— START Excerpted data —

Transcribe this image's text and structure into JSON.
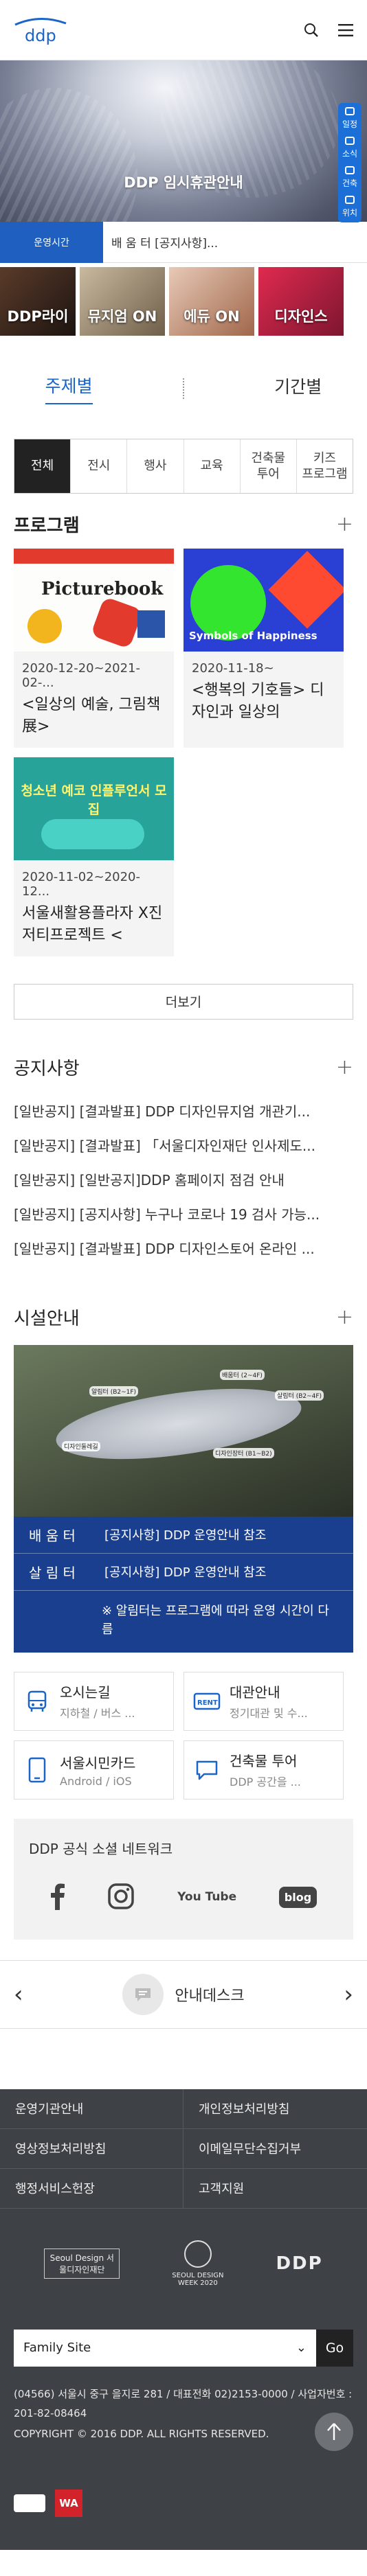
{
  "header": {
    "logo_text": "ddp",
    "search_icon": "search-icon",
    "menu_icon": "hamburger-menu-icon"
  },
  "hero": {
    "title": "DDP 임시휴관안내",
    "side_tabs": [
      {
        "label": "일정",
        "icon": "calendar-icon"
      },
      {
        "label": "소식",
        "icon": "news-icon"
      },
      {
        "label": "건축",
        "icon": "building-icon"
      },
      {
        "label": "위치",
        "icon": "location-icon"
      }
    ]
  },
  "notice_bar": {
    "label": "운영시간",
    "text": "배 움 터 [공지사항]..."
  },
  "quick_links": [
    {
      "label": "DDP라이"
    },
    {
      "label": "뮤지엄 ON"
    },
    {
      "label": "에듀 ON"
    },
    {
      "label": "디자인스"
    }
  ],
  "view_tabs": [
    {
      "label": "주제별",
      "active": true
    },
    {
      "label": "기간별",
      "active": false
    }
  ],
  "category_tabs": [
    {
      "label": "전체",
      "active": true
    },
    {
      "label": "전시"
    },
    {
      "label": "행사"
    },
    {
      "label": "교육"
    },
    {
      "label": "건축물\n투어"
    },
    {
      "label": "키즈\n프로그램"
    }
  ],
  "program": {
    "title": "프로그램",
    "cards": [
      {
        "date": "2020-12-20~2021-02-...",
        "title": "<일상의 예술, 그림책 展>",
        "image_text": "Picturebook"
      },
      {
        "date": "2020-11-18~",
        "title": "<행복의 기호들> 디자인과 일상의",
        "image_text": "Symbols of Happiness"
      },
      {
        "date": "2020-11-02~2020-12...",
        "title": "서울새활용플라자 X진저티프로젝트 <",
        "image_text": "청소년 예코 인플루언서 모집"
      }
    ],
    "more_label": "더보기"
  },
  "notices": {
    "title": "공지사항",
    "items": [
      "[일반공지] [결과발표] DDP 디자인뮤지엄 개관기...",
      "[일반공지] [결과발표] 「서울디자인재단 인사제도...",
      "[일반공지] [일반공지]DDP 홈페이지 점검 안내",
      "[일반공지] [공지사항] 누구나 코로나 19 검사 가능...",
      "[일반공지] [결과발표] DDP 디자인스토어 온라인 ..."
    ]
  },
  "facility": {
    "title": "시설안내",
    "map_labels": [
      "배움터 (2~4F)",
      "알림터 (B2~1F)",
      "살림터 (B2~4F)",
      "디자인둘레길",
      "디자인장터 (B1~B2)"
    ],
    "rows": [
      {
        "name": "배 움 터",
        "text": "[공지사항] DDP 운영안내 참조"
      },
      {
        "name": "살 림 터",
        "text": "[공지사항] DDP 운영안내 참조"
      }
    ],
    "note": "※ 알림터는 프로그램에 따라 운영 시간이 다름"
  },
  "info_boxes": [
    {
      "title": "오시는길",
      "sub": "지하철 / 버스 ...",
      "icon": "bus-icon"
    },
    {
      "title": "대관안내",
      "sub": "정기대관 및 수...",
      "icon": "rent-icon"
    },
    {
      "title": "서울시민카드",
      "sub": "Android / iOS",
      "icon": "mobile-card-icon"
    },
    {
      "title": "건축물 투어",
      "sub": "DDP 공간을 ...",
      "icon": "speech-bubble-icon"
    }
  ],
  "social": {
    "title": "DDP 공식 소셜 네트워크",
    "icons": [
      "facebook-icon",
      "instagram-icon",
      "youtube-icon",
      "blog-icon"
    ],
    "youtube_label": "You Tube",
    "blog_label": "blog"
  },
  "info_desk": {
    "label": "안내데스크"
  },
  "footer": {
    "links": [
      "운영기관안내",
      "개인정보처리방침",
      "영상정보처리방침",
      "이메일무단수집거부",
      "행정서비스헌장",
      "고객지원"
    ],
    "logos": [
      "Seoul Design 서울디자인재단",
      "SEOUL DESIGN WEEK 2020",
      "DDP"
    ],
    "family_site": "Family Site",
    "go_label": "Go",
    "address": "(04566) 서울시 중구 을지로 281 / 대표전화 02)2153-0000 / 사업자번호 : 201-82-08464",
    "copyright": "COPYRIGHT © 2016 DDP. ALL RIGHTS RESERVED.",
    "marks": [
      "WA"
    ]
  },
  "colors": {
    "accent": "#1b64c8",
    "side_tab": "#1c6fd6",
    "facility_bg": "#1a3f8f",
    "footer_bg": "#3e4246"
  }
}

— END Excerpted data —

Exercise description :: Go over the records above line by line and count those holding the word "결과발표". Reply only with the number.

Solution to this problem :: 3